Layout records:
════════

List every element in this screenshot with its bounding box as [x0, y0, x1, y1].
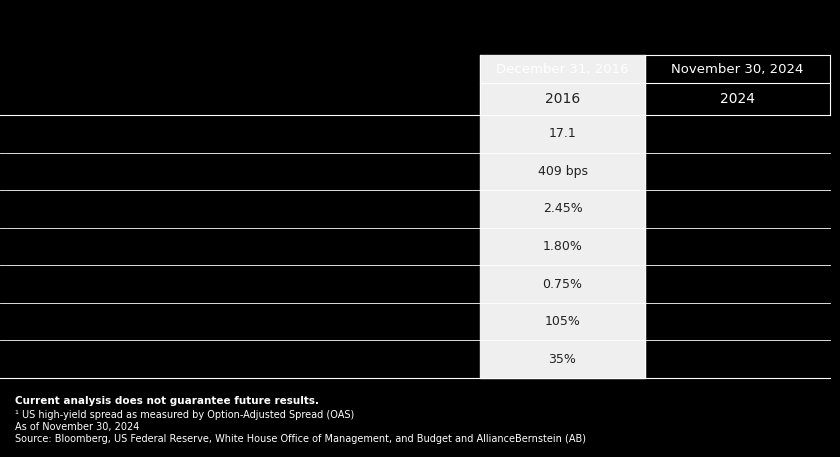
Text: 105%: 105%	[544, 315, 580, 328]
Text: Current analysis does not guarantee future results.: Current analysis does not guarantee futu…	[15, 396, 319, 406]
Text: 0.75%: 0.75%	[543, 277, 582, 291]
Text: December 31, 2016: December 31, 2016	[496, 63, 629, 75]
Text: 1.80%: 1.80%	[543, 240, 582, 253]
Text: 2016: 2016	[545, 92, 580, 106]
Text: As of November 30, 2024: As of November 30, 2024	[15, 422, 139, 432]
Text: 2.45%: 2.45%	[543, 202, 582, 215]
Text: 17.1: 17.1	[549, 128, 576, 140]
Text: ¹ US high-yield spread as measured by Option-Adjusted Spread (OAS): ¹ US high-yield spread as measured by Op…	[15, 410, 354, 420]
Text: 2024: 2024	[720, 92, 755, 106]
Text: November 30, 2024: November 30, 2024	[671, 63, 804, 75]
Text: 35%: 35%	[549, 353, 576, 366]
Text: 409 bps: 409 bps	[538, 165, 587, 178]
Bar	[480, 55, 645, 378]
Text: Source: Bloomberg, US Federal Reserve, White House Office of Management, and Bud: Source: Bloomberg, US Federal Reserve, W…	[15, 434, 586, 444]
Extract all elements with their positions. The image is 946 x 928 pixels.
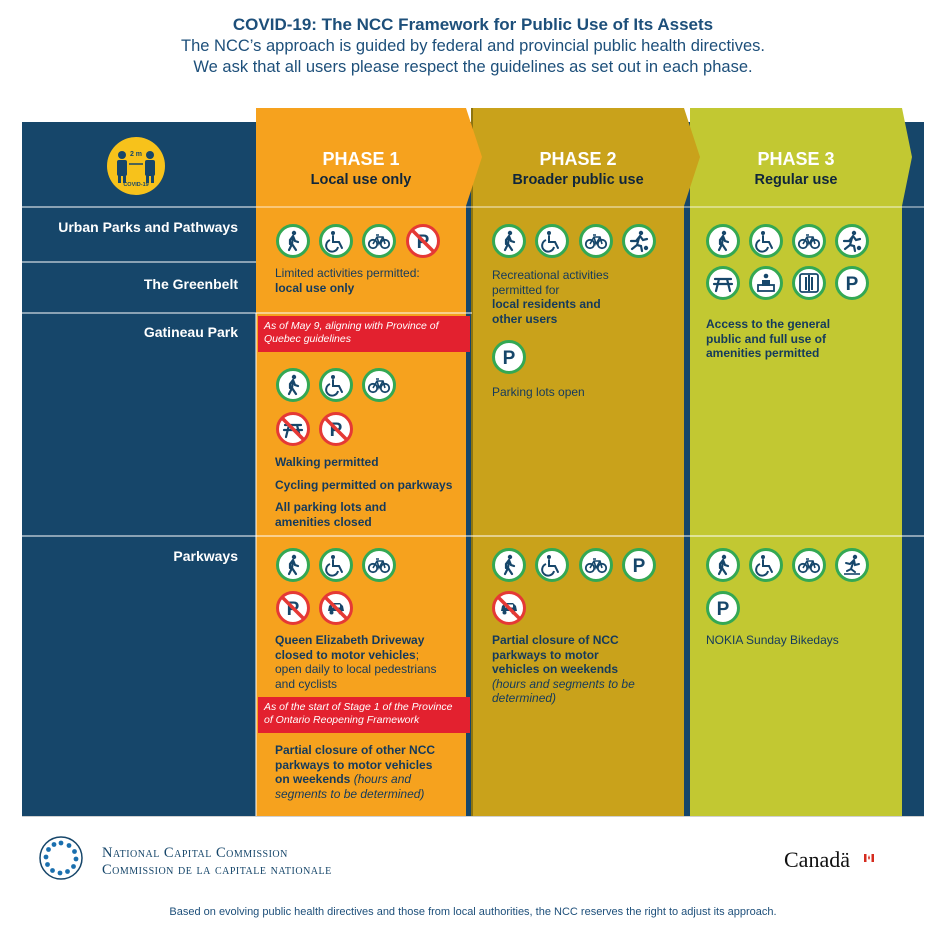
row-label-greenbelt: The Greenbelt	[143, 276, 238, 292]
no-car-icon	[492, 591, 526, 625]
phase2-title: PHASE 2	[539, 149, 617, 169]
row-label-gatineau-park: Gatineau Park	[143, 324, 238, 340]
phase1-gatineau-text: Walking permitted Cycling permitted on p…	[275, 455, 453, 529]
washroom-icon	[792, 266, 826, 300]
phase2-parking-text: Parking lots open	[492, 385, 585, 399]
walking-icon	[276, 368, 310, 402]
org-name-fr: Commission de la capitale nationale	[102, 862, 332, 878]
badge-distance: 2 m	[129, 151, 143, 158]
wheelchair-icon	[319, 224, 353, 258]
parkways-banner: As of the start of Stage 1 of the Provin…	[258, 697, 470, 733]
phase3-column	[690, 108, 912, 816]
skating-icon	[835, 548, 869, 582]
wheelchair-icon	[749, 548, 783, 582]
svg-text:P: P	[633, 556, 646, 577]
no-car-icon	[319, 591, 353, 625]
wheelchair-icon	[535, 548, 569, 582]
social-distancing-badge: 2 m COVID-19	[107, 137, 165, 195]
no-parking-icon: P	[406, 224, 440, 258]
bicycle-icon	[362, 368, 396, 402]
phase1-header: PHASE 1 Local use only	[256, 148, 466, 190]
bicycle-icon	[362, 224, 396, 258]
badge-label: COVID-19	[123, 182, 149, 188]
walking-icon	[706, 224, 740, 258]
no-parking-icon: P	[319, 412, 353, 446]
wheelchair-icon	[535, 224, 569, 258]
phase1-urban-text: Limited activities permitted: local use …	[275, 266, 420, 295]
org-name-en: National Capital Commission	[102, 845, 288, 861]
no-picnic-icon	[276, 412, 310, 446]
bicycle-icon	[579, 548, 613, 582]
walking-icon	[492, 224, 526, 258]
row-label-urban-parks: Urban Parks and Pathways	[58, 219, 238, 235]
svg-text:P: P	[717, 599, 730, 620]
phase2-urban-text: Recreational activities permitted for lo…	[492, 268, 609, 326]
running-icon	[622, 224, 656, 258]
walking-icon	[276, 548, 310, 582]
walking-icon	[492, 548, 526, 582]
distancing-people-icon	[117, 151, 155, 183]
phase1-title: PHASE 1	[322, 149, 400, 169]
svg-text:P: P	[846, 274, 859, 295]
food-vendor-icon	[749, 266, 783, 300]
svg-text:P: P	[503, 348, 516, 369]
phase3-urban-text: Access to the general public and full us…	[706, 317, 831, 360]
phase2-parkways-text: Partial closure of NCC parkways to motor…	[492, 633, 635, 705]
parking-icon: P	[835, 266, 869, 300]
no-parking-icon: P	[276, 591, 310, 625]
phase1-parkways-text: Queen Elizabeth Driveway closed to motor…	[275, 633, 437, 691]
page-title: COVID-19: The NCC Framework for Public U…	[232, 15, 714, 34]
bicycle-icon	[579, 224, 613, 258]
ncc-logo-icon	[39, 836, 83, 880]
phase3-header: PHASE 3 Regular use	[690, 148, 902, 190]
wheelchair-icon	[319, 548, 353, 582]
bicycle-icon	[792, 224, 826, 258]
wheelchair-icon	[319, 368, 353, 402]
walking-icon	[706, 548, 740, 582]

════════

* **Your task**: Can you copy out all of the data above word for word, leaving out the pictures?

* **Result**:
List every element in this screenshot with its bounding box as [x0, y0, x1, y1].
Text: 105%: 105%	[544, 315, 580, 328]
Text: Current analysis does not guarantee future results.: Current analysis does not guarantee futu…	[15, 396, 319, 406]
Text: 0.75%: 0.75%	[543, 277, 582, 291]
Text: December 31, 2016: December 31, 2016	[496, 63, 629, 75]
Text: 1.80%: 1.80%	[543, 240, 582, 253]
Text: 2016: 2016	[545, 92, 580, 106]
Text: As of November 30, 2024: As of November 30, 2024	[15, 422, 139, 432]
Text: 2.45%: 2.45%	[543, 202, 582, 215]
Text: 17.1: 17.1	[549, 128, 576, 140]
Text: ¹ US high-yield spread as measured by Option-Adjusted Spread (OAS): ¹ US high-yield spread as measured by Op…	[15, 410, 354, 420]
Text: 2024: 2024	[720, 92, 755, 106]
Text: November 30, 2024: November 30, 2024	[671, 63, 804, 75]
Text: 35%: 35%	[549, 353, 576, 366]
Text: 409 bps: 409 bps	[538, 165, 587, 178]
Bar	[480, 55, 645, 378]
Text: Source: Bloomberg, US Federal Reserve, White House Office of Management, and Bud: Source: Bloomberg, US Federal Reserve, W…	[15, 434, 586, 444]
Extract all elements with their positions. The image is 946 x 928 pixels.
row-label-greenbelt: The Greenbelt	[143, 276, 238, 292]
no-car-icon	[492, 591, 526, 625]
phase2-title: PHASE 2	[539, 149, 617, 169]
row-label-gatineau-park: Gatineau Park	[143, 324, 238, 340]
phase1-gatineau-text: Walking permitted Cycling permitted on p…	[275, 455, 453, 529]
washroom-icon	[792, 266, 826, 300]
phase2-parking-text: Parking lots open	[492, 385, 585, 399]
walking-icon	[276, 368, 310, 402]
org-name-fr: Commission de la capitale nationale	[102, 862, 332, 878]
badge-distance: 2 m	[129, 151, 143, 158]
wheelchair-icon	[319, 224, 353, 258]
parkways-banner: As of the start of Stage 1 of the Provin…	[258, 697, 470, 733]
phase3-column	[690, 108, 912, 816]
skating-icon	[835, 548, 869, 582]
wheelchair-icon	[749, 548, 783, 582]
svg-text:P: P	[633, 556, 646, 577]
no-car-icon	[319, 591, 353, 625]
wheelchair-icon	[535, 548, 569, 582]
social-distancing-badge: 2 m COVID-19	[107, 137, 165, 195]
no-parking-icon: P	[406, 224, 440, 258]
bicycle-icon	[362, 368, 396, 402]
phase1-header: PHASE 1 Local use only	[256, 148, 466, 190]
bicycle-icon	[362, 224, 396, 258]
badge-label: COVID-19	[123, 182, 149, 188]
walking-icon	[706, 224, 740, 258]
no-parking-icon: P	[319, 412, 353, 446]
wheelchair-icon	[535, 224, 569, 258]
phase1-urban-text: Limited activities permitted: local use …	[275, 266, 420, 295]
org-name-en: National Capital Commission	[102, 845, 288, 861]
no-picnic-icon	[276, 412, 310, 446]
bicycle-icon	[579, 548, 613, 582]
walking-icon	[492, 224, 526, 258]
row-label-urban-parks: Urban Parks and Pathways	[58, 219, 238, 235]
svg-text:P: P	[717, 599, 730, 620]
phase2-urban-text: Recreational activities permitted for lo…	[492, 268, 609, 326]
running-icon	[622, 224, 656, 258]
walking-icon	[276, 548, 310, 582]
walking-icon	[492, 548, 526, 582]
distancing-people-icon	[117, 151, 155, 183]
phase1-title: PHASE 1	[322, 149, 400, 169]
svg-text:P: P	[846, 274, 859, 295]
food-vendor-icon	[749, 266, 783, 300]
svg-text:P: P	[503, 348, 516, 369]
phase3-urban-text: Access to the general public and full us…	[706, 317, 831, 360]
phase2-parkways-text: Partial closure of NCC parkways to motor…	[492, 633, 635, 705]
parking-icon: P	[835, 266, 869, 300]
no-parking-icon: P	[276, 591, 310, 625]
phase1-parkways-text: Queen Elizabeth Driveway closed to motor…	[275, 633, 437, 691]
page-title: COVID-19: The NCC Framework for Public U…	[232, 15, 714, 34]
bicycle-icon	[579, 224, 613, 258]
ncc-logo-icon	[39, 836, 83, 880]
phase3-header: PHASE 3 Regular use	[690, 148, 902, 190]
wheelchair-icon	[319, 548, 353, 582]
bicycle-icon	[792, 224, 826, 258]
wheelchair-icon	[319, 368, 353, 402]
walking-icon	[706, 548, 740, 582]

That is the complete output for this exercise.